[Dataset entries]
-- -- --

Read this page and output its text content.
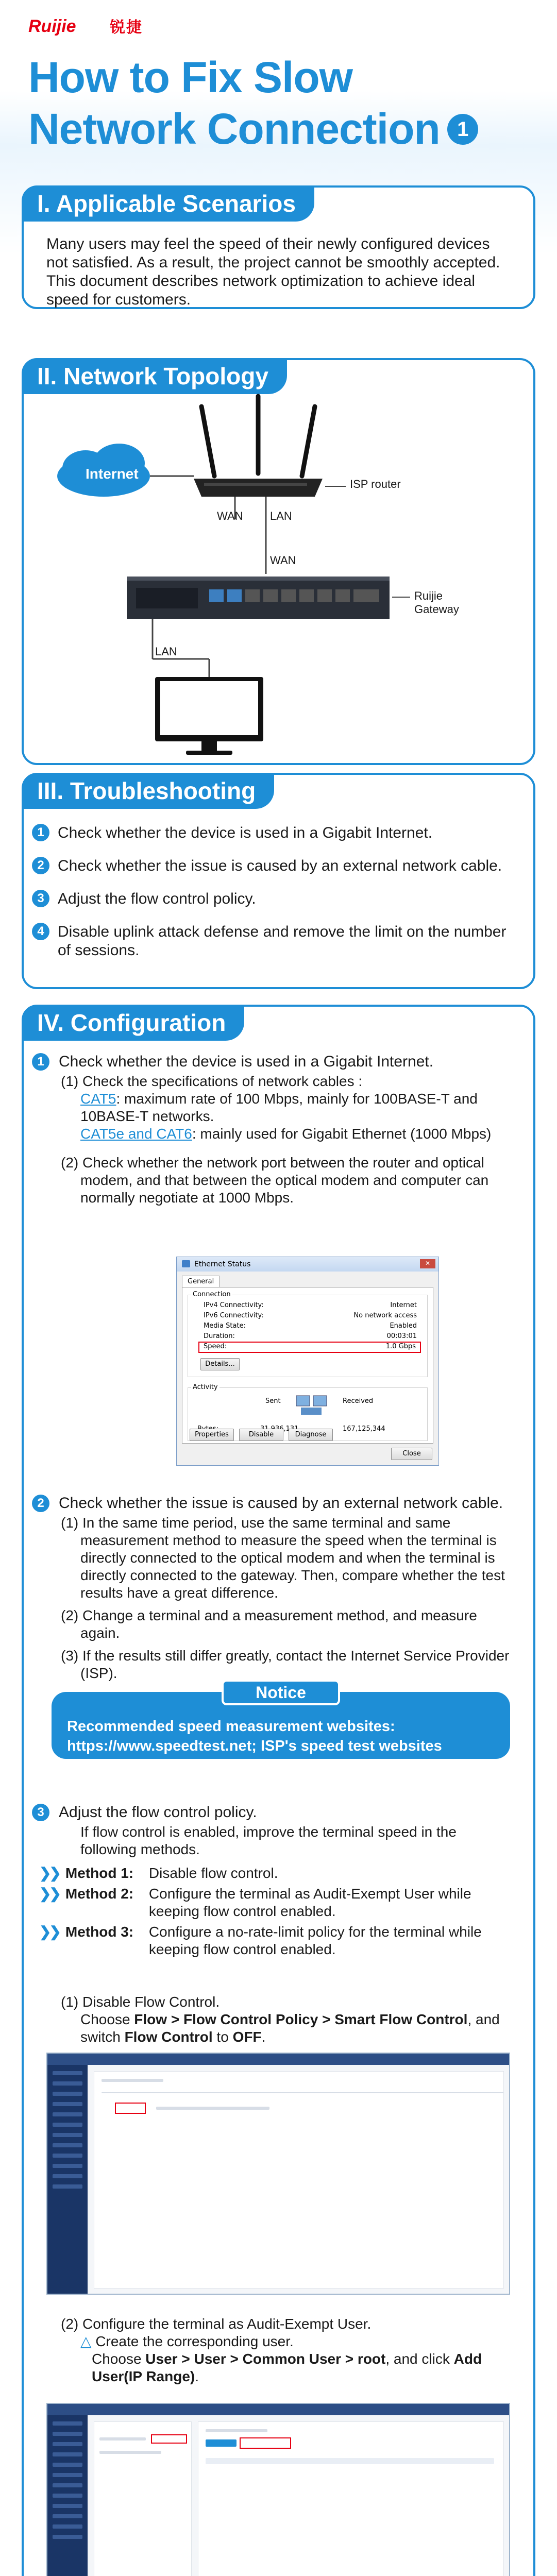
Ruijie 锐捷
How to Fix Slow
Network Connection 1
I. Applicable Scenarios
Many users may feel the speed of their newly configured devices not satisfied. As a result, the project cannot be smoothly accepted. This document describes network optimization to achieve ideal speed for customers.
II. Network Topology
Internet
ISP router
WAN LAN
WAN
Ruijie Gateway
LAN
III. Troubleshooting
1 Check whether the device is used in a Gigabit Internet.
2 Check whether the issue is caused by an external network cable.
3 Adjust the flow control policy.
4 Disable uplink attack defense and remove the limit on the number of sessions.
IV. Configuration
1 Check whether the device is used in a Gigabit Internet.
(1) Check the specifications of network cables :
CAT5: maximum rate of 100 Mbps, mainly for 100BASE-T and 10BASE-T networks.
CAT5e and CAT6: mainly used for Gigabit Ethernet (1000 Mbps)
(2) Check whether the network port between the router and optical modem, and that between the optical modem and computer can normally negotiate at 1000 Mbps.
Ethernet Status	✕
General
Connection
IPv4 Connectivity:	Internet
IPv6 Connectivity:	No network access
Media State:	Enabled
Duration:	00:03:01
Speed:	1.0 Gbps
Details...
Activity
Sent	Received
167,125,344
Properties	Disable	Diagnose
Close
2 Check whether the issue is caused by an external network cable.
(1) In the same time period, use the same terminal and same measurement method to measure the speed when the terminal is directly connected to the optical modem and when the terminal is directly connected to the gateway. Then, compare whether the test results have a great difference.
(2) Change a terminal and a measurement method, and measure again.
(3) If the results still differ greatly, contact the Internet Service Provider (ISP).
Notice
Recommended speed measurement websites: https://www.speedtest.net; ISP's speed test websites
3 Adjust the flow control policy.
If flow control is enabled, improve the terminal speed in the following methods.
❯❯ Method 1:	Disable flow control.
❯❯ Method 2:	Configure the terminal as Audit-Exempt User while keeping flow control enabled.
❯❯ Method 3:	Configure a no-rate-limit policy for the terminal while keeping flow control enabled.
(1) Disable Flow Control.
Choose Flow > Flow Control Policy > Smart Flow Control, and switch Flow Control to OFF.
(2) Configure the terminal as Audit-Exempt User.
△ Create the corresponding user.
Choose User > User > Common User > root, and click Add User(IP Range).
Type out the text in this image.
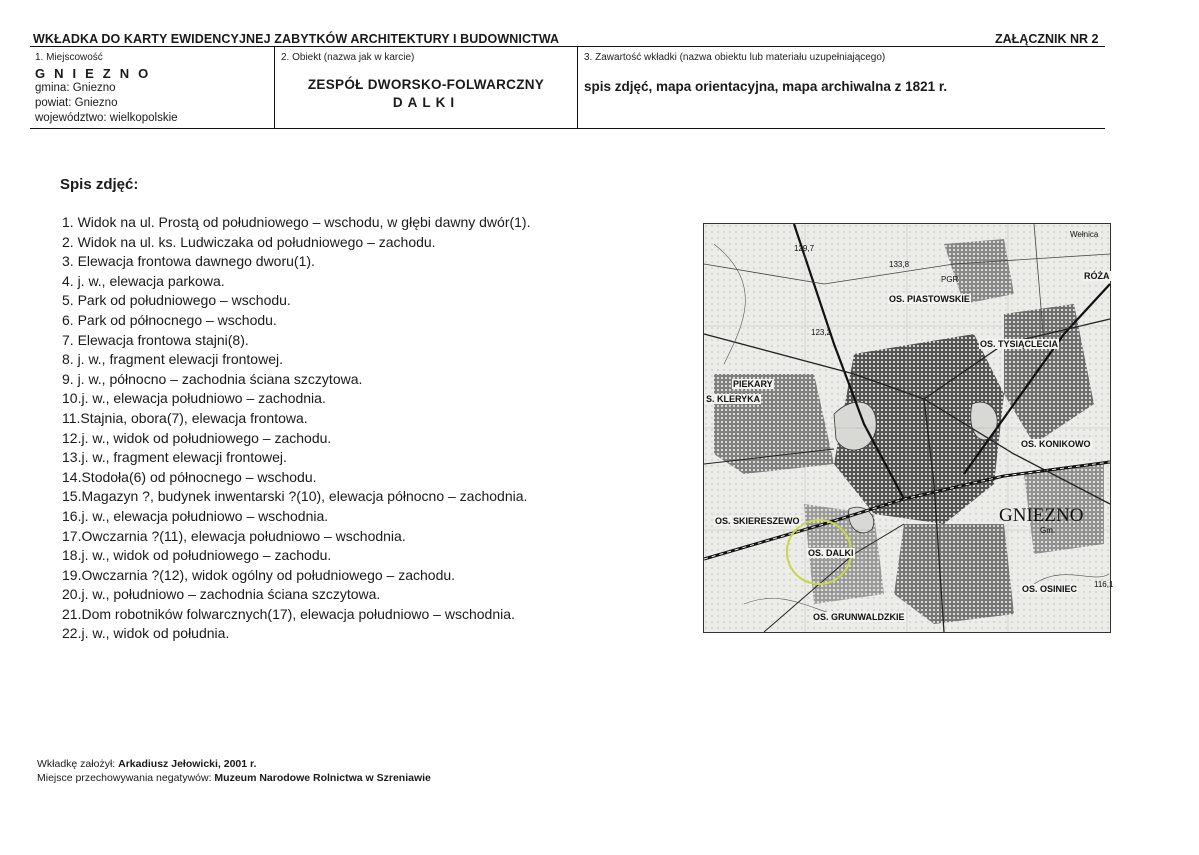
WKŁADKA DO KARTY EWIDENCYJNEJ ZABYTKÓW ARCHITEKTURY I BUDOWNICTWA	ZAŁĄCZNIK NR 2
1. Miejscowość
GNIEZNO
gmina: Gniezno
powiat: Gniezno
województwo: wielkopolskie
2. Obiekt (nazwa jak w karcie)
ZESPÓŁ DWORSKO-FOLWARCZNY
DALKI
3. Zawartość wkładki (nazwa obiektu lub materiału uzupełniającego)
spis zdjęć, mapa orientacyjna, mapa archiwalna z 1821 r.
Spis zdjęć:
1. Widok na ul. Prostą od południowego – wschodu, w głębi dawny dwór(1).
2. Widok na ul. ks. Ludwiczaka od południowego – zachodu.
3. Elewacja frontowa dawnego dworu(1).
4. j. w., elewacja parkowa.
5. Park od południowego – wschodu.
6. Park od północnego – wschodu.
7. Elewacja frontowa stajni(8).
8. j. w., fragment elewacji frontowej.
9. j. w., północno – zachodnia ściana szczytowa.
10.j. w., elewacja południowo – zachodnia.
11.Stajnia, obora(7), elewacja frontowa.
12.j. w., widok od południowego – zachodu.
13.j. w., fragment elewacji frontowej.
14.Stodoła(6) od północnego – wschodu.
15.Magazyn ?, budynek inwentarski ?(10), elewacja północno – zachodnia.
16.j. w., elewacja południowo – wschodnia.
17.Owczarnia ?(11), elewacja południowo – wschodnia.
18.j. w., widok od południowego – zachodu.
19.Owczarnia ?(12), widok ogólny od południowego – zachodu.
20.j. w., południowo – zachodnia ściana szczytowa.
21.Dom robotników folwarcznych(17), elewacja południowo – wschodnia.
22.j. w., widok od południa.
133,8
129,7
123,2
116,1
Wełnica
PGR
OS. PIASTOWSKIE
RÓŻA
OS. TYSIĄCLECIA
PIEKARY
S. KLERYKA
OS. KONIKOWO
OS. SKIERESZEWO	GNIEZNO
Gm.
OS. DALKI
OS. OSINIEC
OS. GRUNWALDZKIE
Wkładkę założył: Arkadiusz Jełowicki, 2001 r.
Miejsce przechowywania negatywów: Muzeum Narodowe Rolnictwa w Szreniawie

-- -- --

YOUR GOAL:
Write out every record above exactly as it stands, but leave out the pictures.

SOLUTION TO THE EXERCISE:
Read this page and output its text content.
Ruijie 锐捷
How to Fix Slow
Network Connection 1
I. Applicable Scenarios
Many users may feel the speed of their newly configured devices not satisfied. As a result, the project cannot be smoothly accepted. This document describes network optimization to achieve ideal speed for customers.
II. Network Topology
Internet
ISP router
WAN LAN
WAN
Ruijie Gateway
LAN
III. Troubleshooting
1 Check whether the device is used in a Gigabit Internet.
2 Check whether the issue is caused by an external network cable.
3 Adjust the flow control policy.
4 Disable uplink attack defense and remove the limit on the number of sessions.
IV. Configuration
1 Check whether the device is used in a Gigabit Internet.
(1) Check the specifications of network cables :
CAT5: maximum rate of 100 Mbps, mainly for 100BASE-T and 10BASE-T networks.
CAT5e and CAT6: mainly used for Gigabit Ethernet (1000 Mbps)
(2) Check whether the network port between the router and optical modem, and that between the optical modem and computer can normally negotiate at 1000 Mbps.
Ethernet Status	✕
General
Connection
IPv4 Connectivity:	Internet
IPv6 Connectivity:	No network access
Media State:	Enabled
Duration:	00:03:01
Speed:	1.0 Gbps
Details...
Activity
Sent	Received
167,125,344
Properties	Disable	Diagnose
Close
2 Check whether the issue is caused by an external network cable.
(1) In the same time period, use the same terminal and same measurement method to measure the speed when the terminal is directly connected to the optical modem and when the terminal is directly connected to the gateway. Then, compare whether the test results have a great difference.
(2) Change a terminal and a measurement method, and measure again.
(3) If the results still differ greatly, contact the Internet Service Provider (ISP).
Notice
Recommended speed measurement websites: https://www.speedtest.net; ISP's speed test websites
3 Adjust the flow control policy.
If flow control is enabled, improve the terminal speed in the following methods.
❯❯ Method 1:	Disable flow control.
❯❯ Method 2:	Configure the terminal as Audit-Exempt User while keeping flow control enabled.
❯❯ Method 3:	Configure a no-rate-limit policy for the terminal while keeping flow control enabled.
(1) Disable Flow Control.
Choose Flow > Flow Control Policy > Smart Flow Control, and switch Flow Control to OFF.
(2) Configure the terminal as Audit-Exempt User.
△ Create the corresponding user.
Choose User > User > Common User > root, and click Add User(IP Range).
Type out the text in this image.
WKŁADKA DO KARTY EWIDENCYJNEJ ZABYTKÓW ARCHITEKTURY I BUDOWNICTWA	ZAŁĄCZNIK NR 2
1. Miejscowość
GNIEZNO
gmina: Gniezno
powiat: Gniezno
województwo: wielkopolskie
2. Obiekt (nazwa jak w karcie)
ZESPÓŁ DWORSKO-FOLWARCZNY
DALKI
3. Zawartość wkładki (nazwa obiektu lub materiału uzupełniającego)
spis zdjęć, mapa orientacyjna, mapa archiwalna z 1821 r.
Spis zdjęć:
1. Widok na ul. Prostą od południowego – wschodu, w głębi dawny dwór(1).
2. Widok na ul. ks. Ludwiczaka od południowego – zachodu.
3. Elewacja frontowa dawnego dworu(1).
4. j. w., elewacja parkowa.
5. Park od południowego – wschodu.
6. Park od północnego – wschodu.
7. Elewacja frontowa stajni(8).
8. j. w., fragment elewacji frontowej.
9. j. w., północno – zachodnia ściana szczytowa.
10.j. w., elewacja południowo – zachodnia.
11.Stajnia, obora(7), elewacja frontowa.
12.j. w., widok od południowego – zachodu.
13.j. w., fragment elewacji frontowej.
14.Stodoła(6) od północnego – wschodu.
15.Magazyn ?, budynek inwentarski ?(10), elewacja północno – zachodnia.
16.j. w., elewacja południowo – wschodnia.
17.Owczarnia ?(11), elewacja południowo – wschodnia.
18.j. w., widok od południowego – zachodu.
19.Owczarnia ?(12), widok ogólny od południowego – zachodu.
20.j. w., południowo – zachodnia ściana szczytowa.
21.Dom robotników folwarcznych(17), elewacja południowo – wschodnia.
22.j. w., widok od południa.
133,8
129,7
123,2
116,1
Wełnica
PGR
OS. PIASTOWSKIE
RÓŻA
OS. TYSIĄCLECIA
PIEKARY
S. KLERYKA
OS. KONIKOWO
OS. SKIERESZEWO	GNIEZNO
Gm.
OS. DALKI
OS. OSINIEC
OS. GRUNWALDZKIE
Wkładkę założył: Arkadiusz Jełowicki, 2001 r.
Miejsce przechowywania negatywów: Muzeum Narodowe Rolnictwa w Szreniawie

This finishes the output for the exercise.